▸ The request
Which lines hold the word "title"? Copy each of them from the material.
** Start **
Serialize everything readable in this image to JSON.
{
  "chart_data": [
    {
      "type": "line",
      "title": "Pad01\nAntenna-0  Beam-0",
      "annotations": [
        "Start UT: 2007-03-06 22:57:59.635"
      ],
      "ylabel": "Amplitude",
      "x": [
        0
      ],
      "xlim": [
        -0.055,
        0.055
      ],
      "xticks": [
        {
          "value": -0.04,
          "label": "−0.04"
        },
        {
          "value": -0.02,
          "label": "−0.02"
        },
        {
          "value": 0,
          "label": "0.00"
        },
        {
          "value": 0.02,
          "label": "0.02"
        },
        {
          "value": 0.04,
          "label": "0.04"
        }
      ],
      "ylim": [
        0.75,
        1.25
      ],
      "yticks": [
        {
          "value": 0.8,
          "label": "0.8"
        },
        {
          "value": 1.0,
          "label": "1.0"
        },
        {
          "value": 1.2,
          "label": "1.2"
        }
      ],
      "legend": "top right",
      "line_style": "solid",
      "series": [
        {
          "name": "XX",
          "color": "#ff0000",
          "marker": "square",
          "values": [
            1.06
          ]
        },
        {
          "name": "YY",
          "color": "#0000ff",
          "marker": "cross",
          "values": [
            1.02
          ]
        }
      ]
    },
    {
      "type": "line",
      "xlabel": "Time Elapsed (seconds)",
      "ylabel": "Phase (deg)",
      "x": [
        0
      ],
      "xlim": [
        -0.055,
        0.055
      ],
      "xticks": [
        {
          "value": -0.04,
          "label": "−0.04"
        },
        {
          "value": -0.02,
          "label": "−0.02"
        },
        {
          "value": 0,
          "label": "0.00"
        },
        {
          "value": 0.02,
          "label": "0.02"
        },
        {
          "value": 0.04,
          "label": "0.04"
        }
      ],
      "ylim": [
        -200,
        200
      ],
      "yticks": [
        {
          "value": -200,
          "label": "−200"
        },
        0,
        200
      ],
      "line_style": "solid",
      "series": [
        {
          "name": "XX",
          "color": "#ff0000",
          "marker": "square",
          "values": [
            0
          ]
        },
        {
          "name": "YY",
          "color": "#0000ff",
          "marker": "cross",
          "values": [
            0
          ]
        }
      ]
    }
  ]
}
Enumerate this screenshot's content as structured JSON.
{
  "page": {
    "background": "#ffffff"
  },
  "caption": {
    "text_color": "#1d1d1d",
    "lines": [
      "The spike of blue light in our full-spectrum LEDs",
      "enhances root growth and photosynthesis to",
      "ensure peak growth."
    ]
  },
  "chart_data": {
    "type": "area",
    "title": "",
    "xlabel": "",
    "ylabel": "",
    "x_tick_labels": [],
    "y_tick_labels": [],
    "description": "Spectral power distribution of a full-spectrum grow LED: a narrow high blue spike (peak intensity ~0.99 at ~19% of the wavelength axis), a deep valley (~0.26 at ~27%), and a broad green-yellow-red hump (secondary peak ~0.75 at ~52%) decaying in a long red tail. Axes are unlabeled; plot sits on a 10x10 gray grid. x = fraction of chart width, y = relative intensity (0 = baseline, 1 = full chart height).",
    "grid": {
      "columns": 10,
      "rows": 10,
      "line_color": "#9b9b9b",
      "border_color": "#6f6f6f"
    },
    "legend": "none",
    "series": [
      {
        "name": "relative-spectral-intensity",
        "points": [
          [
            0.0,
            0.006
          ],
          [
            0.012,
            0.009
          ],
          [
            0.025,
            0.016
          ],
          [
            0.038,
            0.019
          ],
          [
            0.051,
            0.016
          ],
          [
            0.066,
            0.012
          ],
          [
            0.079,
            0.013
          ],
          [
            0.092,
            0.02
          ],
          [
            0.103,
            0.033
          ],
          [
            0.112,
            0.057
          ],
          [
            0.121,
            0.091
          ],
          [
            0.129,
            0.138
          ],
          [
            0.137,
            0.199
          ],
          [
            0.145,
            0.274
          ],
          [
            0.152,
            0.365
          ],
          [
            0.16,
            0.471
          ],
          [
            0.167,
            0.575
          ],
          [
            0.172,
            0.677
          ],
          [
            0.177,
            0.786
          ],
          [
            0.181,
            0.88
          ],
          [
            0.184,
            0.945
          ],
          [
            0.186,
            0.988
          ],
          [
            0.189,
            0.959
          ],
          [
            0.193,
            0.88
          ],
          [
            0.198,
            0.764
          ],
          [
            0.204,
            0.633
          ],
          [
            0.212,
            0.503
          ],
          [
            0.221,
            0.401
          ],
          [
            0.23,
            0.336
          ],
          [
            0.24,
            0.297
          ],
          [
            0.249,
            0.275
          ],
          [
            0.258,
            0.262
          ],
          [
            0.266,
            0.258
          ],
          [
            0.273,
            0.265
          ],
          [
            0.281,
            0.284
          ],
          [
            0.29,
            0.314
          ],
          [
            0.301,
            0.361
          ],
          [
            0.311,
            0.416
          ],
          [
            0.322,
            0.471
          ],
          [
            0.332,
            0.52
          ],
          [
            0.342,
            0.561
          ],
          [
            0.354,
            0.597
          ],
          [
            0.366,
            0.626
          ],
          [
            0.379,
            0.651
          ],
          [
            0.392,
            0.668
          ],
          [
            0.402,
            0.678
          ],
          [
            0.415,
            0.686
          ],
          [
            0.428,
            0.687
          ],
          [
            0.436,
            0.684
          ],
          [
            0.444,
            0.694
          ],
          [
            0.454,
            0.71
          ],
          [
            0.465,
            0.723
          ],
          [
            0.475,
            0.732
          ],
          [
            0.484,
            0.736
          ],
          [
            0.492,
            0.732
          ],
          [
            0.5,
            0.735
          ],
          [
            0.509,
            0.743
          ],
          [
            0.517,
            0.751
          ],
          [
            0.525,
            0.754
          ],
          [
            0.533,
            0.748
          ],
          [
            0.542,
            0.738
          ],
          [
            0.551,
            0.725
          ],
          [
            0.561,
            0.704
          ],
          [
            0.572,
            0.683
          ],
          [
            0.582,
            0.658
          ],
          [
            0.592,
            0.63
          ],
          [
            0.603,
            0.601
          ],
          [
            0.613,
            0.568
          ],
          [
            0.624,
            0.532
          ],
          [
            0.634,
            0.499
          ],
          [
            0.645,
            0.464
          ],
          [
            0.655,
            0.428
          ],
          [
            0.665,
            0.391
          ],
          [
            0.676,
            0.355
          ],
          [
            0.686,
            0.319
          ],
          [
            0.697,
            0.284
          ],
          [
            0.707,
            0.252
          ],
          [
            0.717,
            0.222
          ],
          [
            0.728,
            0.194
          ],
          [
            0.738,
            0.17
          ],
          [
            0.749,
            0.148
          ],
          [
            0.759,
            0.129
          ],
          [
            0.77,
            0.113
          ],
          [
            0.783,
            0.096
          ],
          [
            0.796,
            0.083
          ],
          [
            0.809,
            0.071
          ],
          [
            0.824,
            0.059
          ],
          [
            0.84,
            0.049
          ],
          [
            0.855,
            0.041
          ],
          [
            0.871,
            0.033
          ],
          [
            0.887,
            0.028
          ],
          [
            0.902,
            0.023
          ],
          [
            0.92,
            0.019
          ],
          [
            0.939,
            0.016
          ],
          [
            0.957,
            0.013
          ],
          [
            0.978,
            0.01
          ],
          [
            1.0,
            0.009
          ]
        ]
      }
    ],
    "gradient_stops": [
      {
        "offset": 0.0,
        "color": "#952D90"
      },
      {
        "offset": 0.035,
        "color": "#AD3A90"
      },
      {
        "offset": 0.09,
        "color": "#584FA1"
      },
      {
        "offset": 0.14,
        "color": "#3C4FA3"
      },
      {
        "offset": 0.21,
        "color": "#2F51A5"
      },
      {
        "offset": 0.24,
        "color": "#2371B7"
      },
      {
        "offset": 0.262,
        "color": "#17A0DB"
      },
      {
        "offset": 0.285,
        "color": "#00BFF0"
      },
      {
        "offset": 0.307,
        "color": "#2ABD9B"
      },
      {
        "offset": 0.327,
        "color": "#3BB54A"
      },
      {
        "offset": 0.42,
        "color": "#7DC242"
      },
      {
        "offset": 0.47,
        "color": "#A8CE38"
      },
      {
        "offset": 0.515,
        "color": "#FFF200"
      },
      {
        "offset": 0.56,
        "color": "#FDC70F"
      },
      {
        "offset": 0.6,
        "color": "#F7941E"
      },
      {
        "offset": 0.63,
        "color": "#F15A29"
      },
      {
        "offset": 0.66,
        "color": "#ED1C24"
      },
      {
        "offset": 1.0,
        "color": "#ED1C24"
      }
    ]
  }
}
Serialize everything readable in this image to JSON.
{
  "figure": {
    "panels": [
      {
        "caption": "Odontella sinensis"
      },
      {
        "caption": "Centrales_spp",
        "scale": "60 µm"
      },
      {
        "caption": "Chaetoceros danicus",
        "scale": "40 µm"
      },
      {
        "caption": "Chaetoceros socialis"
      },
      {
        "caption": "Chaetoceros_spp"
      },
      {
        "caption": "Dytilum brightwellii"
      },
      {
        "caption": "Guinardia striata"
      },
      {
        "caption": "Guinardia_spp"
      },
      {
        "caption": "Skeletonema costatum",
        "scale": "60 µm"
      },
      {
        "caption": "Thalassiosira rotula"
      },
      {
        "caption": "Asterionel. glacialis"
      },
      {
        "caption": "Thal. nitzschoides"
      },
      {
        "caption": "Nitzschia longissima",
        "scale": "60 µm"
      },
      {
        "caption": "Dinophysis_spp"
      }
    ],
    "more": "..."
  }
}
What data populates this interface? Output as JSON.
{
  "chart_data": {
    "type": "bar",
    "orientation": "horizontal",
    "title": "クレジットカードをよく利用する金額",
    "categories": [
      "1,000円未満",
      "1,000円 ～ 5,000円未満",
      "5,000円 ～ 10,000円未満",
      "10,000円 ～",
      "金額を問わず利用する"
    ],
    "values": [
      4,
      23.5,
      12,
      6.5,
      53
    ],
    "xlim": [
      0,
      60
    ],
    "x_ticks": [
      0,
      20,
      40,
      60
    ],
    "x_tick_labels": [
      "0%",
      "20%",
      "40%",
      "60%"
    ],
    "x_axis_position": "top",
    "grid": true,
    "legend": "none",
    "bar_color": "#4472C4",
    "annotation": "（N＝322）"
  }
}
** End **
▸ Full answer
      "title": "Pad01\nAntenna-0  Beam-0",
    "title": "",
    "title": "クレジットカードをよく利用する金額",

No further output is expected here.